(Data records)
-- START --

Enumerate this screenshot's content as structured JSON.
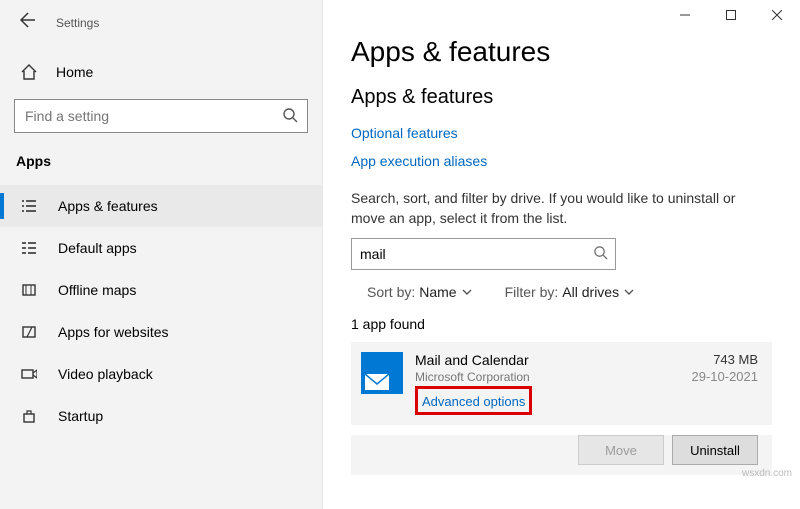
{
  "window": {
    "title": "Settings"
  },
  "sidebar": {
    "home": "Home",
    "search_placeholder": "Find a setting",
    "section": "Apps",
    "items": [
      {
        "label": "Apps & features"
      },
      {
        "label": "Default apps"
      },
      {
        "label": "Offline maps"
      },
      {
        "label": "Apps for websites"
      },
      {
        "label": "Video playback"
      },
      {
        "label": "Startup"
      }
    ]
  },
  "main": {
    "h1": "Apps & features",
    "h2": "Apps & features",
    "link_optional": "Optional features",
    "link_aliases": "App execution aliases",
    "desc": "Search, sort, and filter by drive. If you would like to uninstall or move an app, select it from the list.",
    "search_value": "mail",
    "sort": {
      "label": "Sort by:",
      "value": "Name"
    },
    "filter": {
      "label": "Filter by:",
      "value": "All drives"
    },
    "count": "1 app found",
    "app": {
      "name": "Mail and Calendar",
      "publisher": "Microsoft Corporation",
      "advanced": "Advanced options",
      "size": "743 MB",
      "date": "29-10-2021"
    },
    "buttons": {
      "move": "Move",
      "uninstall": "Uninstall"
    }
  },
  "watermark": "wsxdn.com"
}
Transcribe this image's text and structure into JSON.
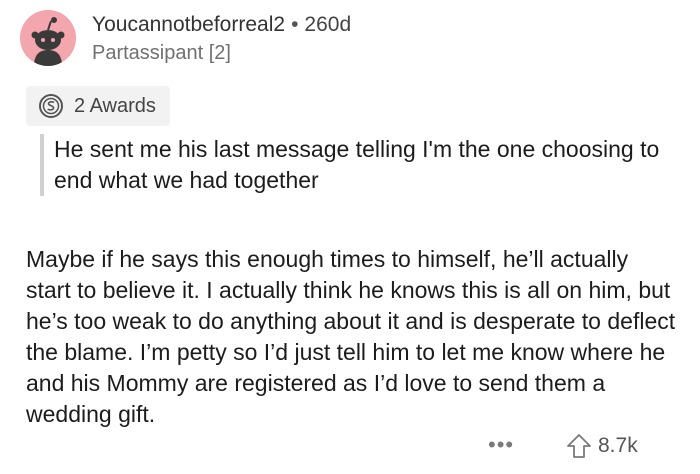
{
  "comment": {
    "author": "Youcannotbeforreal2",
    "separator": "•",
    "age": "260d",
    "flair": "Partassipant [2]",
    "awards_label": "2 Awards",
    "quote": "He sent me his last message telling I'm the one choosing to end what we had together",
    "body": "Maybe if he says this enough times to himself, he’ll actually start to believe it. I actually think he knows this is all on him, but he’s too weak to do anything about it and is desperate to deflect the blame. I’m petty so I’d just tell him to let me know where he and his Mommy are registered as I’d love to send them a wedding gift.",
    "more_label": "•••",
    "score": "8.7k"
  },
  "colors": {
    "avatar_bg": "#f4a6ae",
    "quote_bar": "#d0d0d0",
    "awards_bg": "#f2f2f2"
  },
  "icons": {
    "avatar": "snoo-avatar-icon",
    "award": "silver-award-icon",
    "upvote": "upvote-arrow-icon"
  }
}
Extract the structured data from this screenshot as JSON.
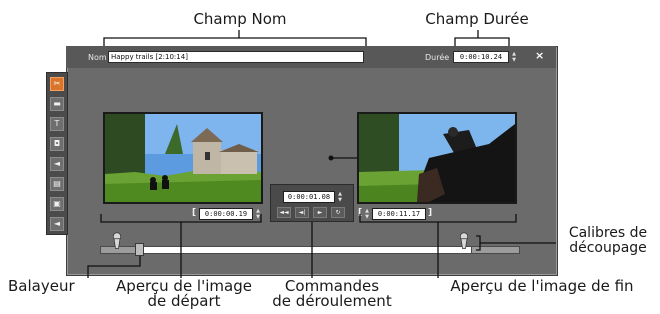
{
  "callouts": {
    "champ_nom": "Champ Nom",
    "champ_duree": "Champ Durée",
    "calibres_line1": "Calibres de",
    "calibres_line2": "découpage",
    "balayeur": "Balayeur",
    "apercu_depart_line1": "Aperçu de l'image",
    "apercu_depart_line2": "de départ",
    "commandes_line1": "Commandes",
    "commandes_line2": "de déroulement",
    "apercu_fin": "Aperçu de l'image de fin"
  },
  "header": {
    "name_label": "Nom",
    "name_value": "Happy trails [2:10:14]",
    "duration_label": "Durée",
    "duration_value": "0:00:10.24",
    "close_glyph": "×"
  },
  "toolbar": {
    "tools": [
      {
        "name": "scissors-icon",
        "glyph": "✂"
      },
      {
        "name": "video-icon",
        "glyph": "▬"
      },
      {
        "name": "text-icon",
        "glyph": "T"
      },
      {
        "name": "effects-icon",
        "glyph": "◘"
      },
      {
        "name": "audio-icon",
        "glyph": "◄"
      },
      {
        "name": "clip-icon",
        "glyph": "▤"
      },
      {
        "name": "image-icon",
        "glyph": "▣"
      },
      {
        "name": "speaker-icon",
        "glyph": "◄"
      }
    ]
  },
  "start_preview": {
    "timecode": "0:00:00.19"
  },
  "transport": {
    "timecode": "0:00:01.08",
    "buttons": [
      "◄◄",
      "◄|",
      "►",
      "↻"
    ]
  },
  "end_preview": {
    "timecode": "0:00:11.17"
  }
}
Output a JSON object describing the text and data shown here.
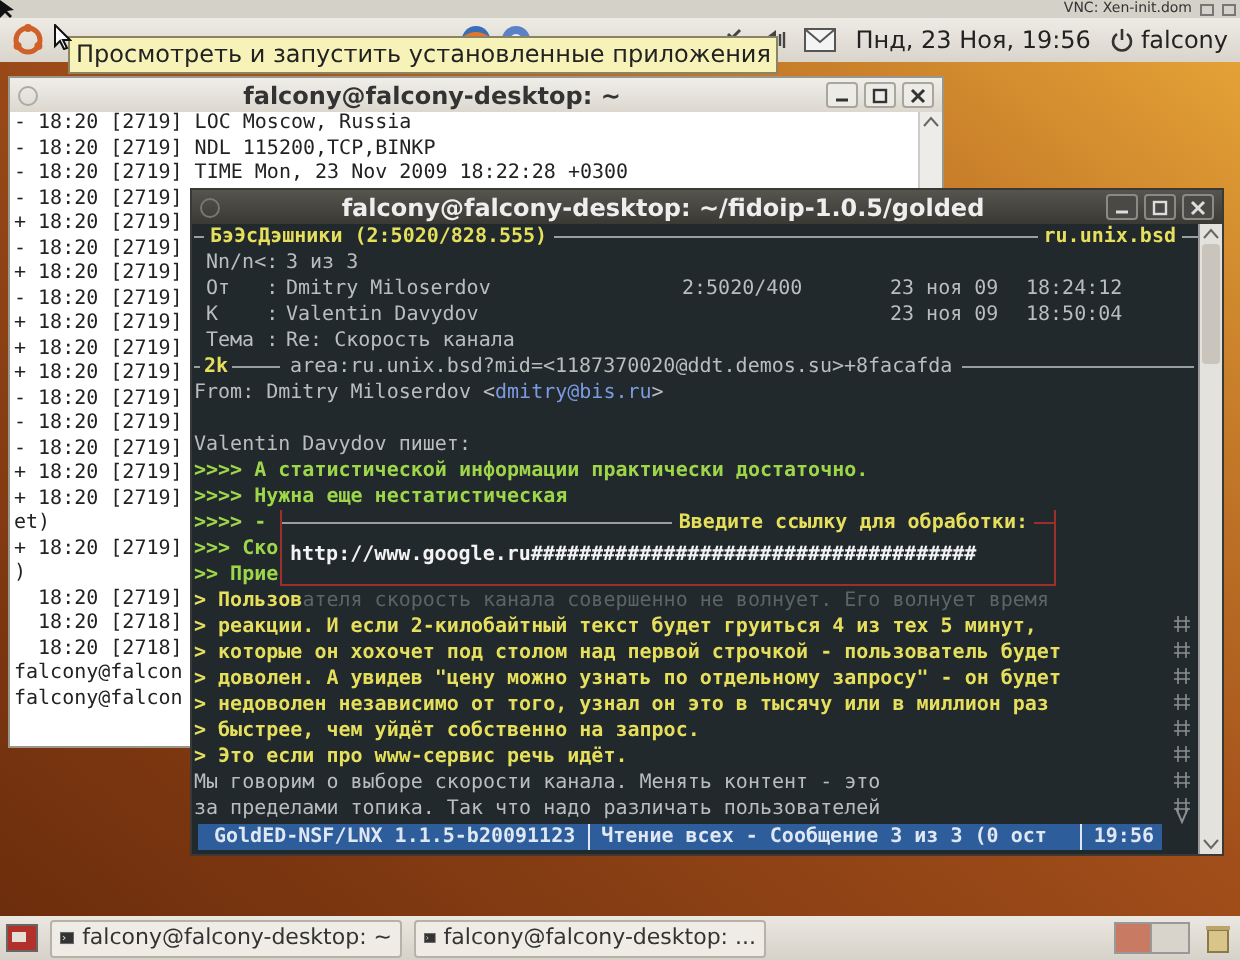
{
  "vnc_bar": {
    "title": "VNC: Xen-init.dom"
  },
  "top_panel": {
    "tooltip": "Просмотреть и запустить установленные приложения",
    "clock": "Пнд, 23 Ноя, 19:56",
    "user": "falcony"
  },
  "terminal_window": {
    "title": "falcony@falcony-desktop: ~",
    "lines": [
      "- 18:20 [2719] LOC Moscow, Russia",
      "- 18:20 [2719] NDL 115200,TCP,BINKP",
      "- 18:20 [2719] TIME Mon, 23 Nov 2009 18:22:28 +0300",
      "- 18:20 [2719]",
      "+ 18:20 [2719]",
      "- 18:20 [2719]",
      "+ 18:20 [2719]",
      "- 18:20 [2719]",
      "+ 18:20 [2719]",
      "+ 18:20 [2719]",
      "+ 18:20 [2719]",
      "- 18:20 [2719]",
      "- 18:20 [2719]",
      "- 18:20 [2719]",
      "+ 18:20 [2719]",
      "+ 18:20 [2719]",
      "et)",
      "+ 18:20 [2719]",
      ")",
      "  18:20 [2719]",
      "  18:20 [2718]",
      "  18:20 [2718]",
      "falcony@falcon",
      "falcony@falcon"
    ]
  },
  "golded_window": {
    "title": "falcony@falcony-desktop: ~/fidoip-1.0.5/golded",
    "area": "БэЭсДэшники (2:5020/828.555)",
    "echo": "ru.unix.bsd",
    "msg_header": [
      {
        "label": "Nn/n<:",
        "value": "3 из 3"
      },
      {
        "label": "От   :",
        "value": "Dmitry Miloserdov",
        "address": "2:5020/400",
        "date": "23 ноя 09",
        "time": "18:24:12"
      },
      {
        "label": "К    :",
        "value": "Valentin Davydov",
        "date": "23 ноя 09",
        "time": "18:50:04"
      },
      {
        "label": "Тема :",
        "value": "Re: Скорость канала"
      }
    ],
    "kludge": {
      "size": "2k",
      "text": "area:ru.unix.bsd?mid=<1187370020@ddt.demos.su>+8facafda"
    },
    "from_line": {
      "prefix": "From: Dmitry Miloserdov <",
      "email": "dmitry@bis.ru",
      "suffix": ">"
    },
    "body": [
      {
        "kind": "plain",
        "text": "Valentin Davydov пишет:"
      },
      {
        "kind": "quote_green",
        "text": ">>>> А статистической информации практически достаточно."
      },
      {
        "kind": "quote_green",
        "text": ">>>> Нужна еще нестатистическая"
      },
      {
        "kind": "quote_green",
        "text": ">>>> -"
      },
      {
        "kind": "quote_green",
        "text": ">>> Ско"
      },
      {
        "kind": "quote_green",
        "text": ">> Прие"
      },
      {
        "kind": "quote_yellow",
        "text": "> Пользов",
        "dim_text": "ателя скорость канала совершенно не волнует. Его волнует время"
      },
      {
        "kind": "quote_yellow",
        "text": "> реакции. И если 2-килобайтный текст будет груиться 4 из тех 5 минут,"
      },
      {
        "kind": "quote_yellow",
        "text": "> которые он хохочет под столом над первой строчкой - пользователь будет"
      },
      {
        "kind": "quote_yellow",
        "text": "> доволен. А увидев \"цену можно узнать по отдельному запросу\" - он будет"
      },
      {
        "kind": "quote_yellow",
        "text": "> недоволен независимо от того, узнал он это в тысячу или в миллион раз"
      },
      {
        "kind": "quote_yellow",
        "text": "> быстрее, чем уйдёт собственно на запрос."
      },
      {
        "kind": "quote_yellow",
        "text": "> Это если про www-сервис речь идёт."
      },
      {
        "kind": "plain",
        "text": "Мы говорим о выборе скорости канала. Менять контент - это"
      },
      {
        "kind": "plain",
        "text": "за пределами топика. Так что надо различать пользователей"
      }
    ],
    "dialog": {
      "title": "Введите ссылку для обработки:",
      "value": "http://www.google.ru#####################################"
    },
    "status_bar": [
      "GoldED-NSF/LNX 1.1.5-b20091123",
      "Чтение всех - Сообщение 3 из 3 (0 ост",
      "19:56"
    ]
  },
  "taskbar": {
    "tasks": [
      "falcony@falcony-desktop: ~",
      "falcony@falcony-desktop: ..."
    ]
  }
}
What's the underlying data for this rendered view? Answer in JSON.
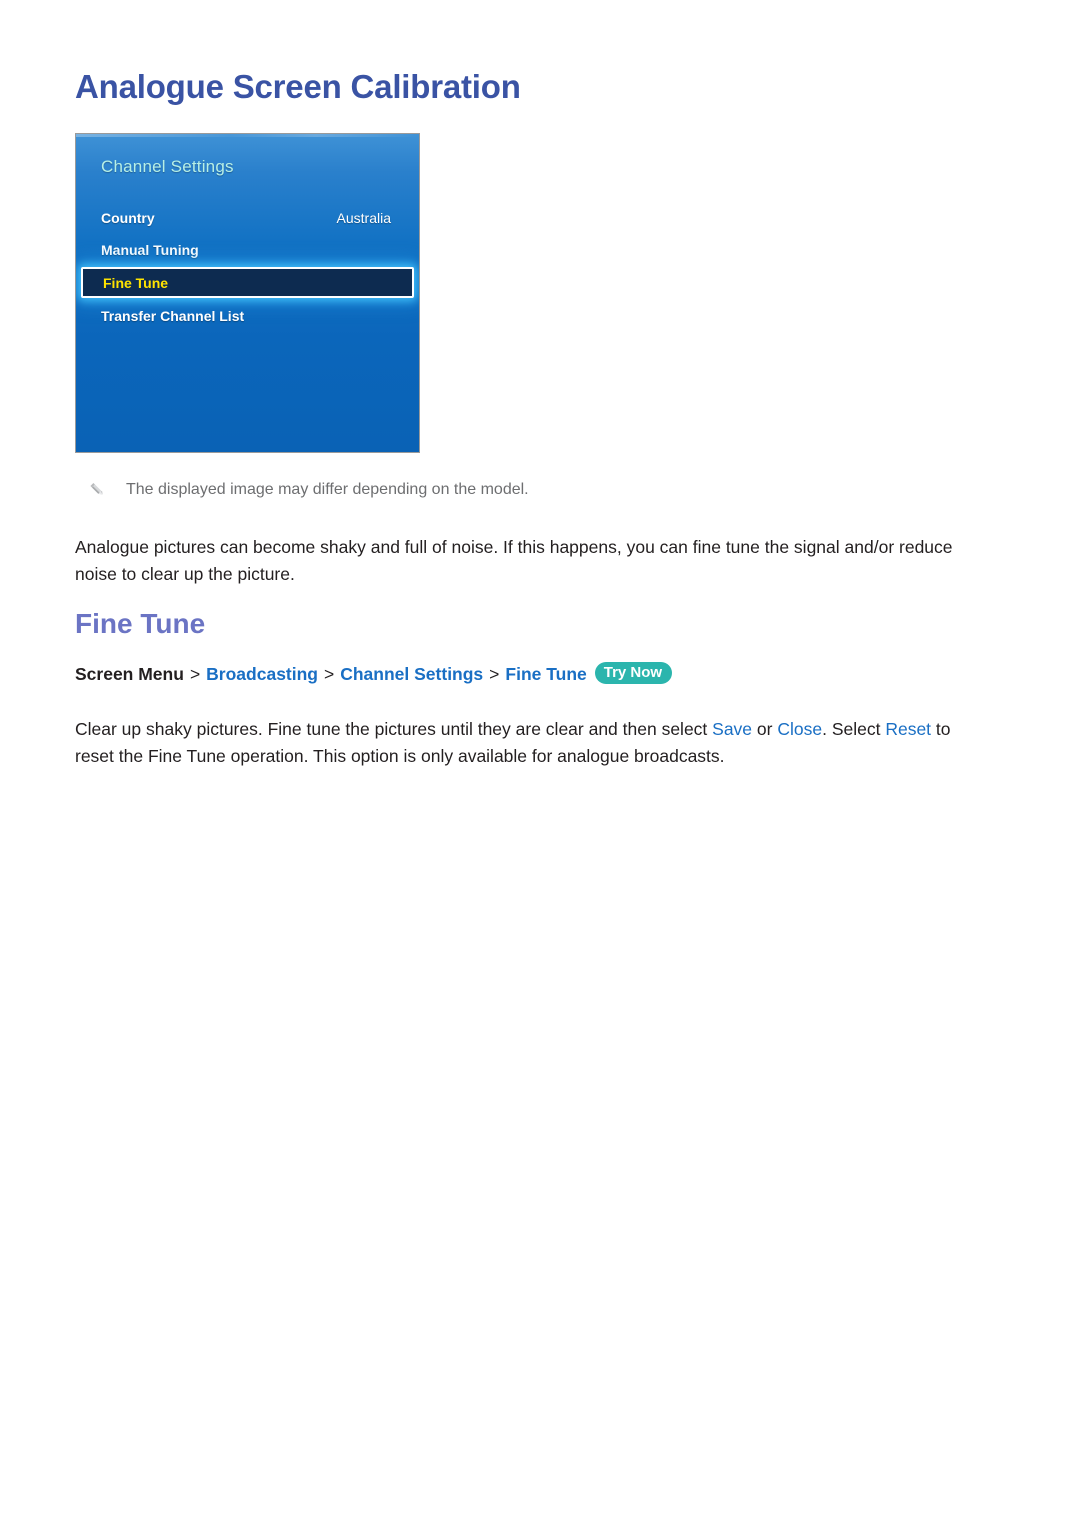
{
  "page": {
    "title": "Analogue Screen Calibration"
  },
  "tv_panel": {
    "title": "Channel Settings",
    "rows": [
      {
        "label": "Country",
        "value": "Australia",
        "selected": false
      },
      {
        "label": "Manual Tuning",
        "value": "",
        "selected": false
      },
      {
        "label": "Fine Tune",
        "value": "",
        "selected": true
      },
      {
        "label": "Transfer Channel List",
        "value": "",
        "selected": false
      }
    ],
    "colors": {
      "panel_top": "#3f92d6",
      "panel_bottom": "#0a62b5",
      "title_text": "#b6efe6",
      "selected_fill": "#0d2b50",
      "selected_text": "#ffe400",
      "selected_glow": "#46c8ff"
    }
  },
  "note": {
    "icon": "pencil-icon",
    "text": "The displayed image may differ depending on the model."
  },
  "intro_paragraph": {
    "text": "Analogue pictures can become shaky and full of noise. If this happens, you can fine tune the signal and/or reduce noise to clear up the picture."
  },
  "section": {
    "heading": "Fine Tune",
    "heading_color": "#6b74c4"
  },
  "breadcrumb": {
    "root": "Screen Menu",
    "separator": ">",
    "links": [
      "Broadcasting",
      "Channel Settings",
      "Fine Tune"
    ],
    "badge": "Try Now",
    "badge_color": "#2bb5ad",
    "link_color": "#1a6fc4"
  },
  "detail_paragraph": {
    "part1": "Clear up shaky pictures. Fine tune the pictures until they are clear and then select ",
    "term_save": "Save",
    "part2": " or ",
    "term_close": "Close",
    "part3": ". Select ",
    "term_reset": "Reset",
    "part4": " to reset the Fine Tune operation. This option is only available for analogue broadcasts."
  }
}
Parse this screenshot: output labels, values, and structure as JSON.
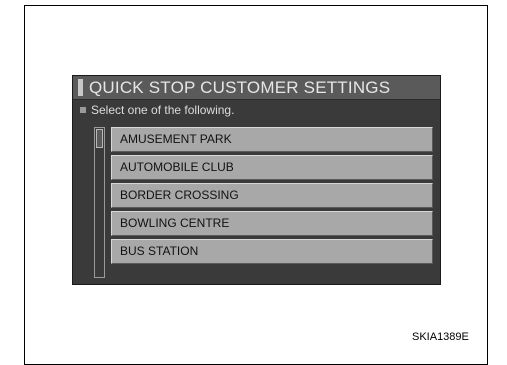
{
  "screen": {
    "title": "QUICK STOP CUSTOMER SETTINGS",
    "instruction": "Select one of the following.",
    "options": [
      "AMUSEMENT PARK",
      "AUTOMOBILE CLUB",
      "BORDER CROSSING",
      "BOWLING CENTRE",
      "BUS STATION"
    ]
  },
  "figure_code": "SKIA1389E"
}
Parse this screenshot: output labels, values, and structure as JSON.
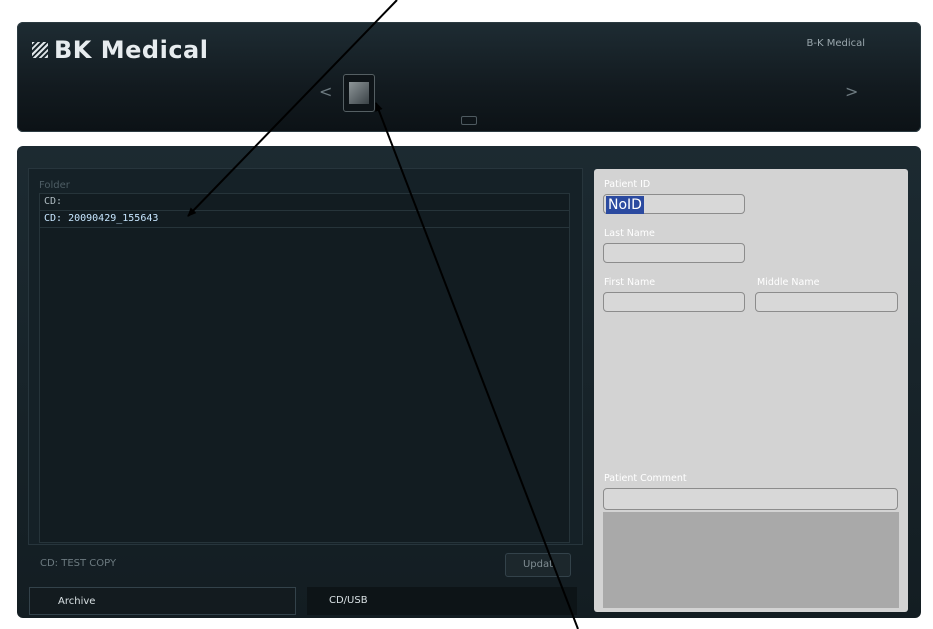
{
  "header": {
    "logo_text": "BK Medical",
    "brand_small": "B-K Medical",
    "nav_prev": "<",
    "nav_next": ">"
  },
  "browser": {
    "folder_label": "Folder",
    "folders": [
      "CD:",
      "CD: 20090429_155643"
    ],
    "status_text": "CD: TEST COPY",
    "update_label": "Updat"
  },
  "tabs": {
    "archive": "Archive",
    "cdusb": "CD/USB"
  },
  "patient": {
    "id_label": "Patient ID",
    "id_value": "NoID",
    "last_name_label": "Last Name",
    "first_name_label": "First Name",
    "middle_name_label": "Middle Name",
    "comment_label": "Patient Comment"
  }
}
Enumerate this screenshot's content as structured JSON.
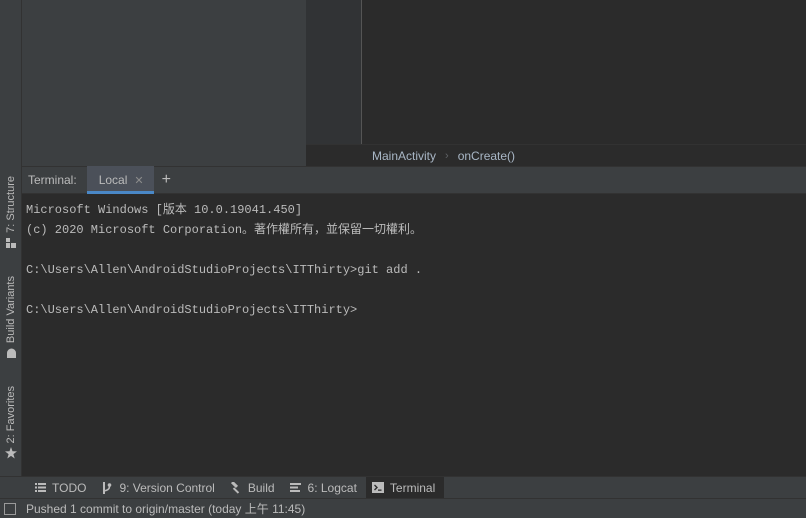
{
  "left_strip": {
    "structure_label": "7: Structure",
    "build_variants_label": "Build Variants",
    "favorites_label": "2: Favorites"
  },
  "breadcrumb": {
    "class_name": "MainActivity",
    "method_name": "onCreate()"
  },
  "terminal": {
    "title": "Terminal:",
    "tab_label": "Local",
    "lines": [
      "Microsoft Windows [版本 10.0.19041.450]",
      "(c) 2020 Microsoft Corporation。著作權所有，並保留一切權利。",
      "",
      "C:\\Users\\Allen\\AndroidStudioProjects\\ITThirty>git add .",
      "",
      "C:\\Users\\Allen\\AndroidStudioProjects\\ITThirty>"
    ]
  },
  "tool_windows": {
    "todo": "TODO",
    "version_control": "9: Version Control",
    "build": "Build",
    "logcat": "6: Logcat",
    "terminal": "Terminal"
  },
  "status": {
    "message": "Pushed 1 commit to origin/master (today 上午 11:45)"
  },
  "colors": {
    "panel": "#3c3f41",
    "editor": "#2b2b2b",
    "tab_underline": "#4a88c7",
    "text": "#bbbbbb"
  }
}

-- END --

* **WORK TO DO**:
Show all lines in the entries above where the word "message" appears.

* **WRITTEN RESPONSE**:
    "quote": "He sent me his last message telling I'm the one choosing to end what we had together",
    "message": "Pushed 1 commit to origin/master (today 上午 11:45)"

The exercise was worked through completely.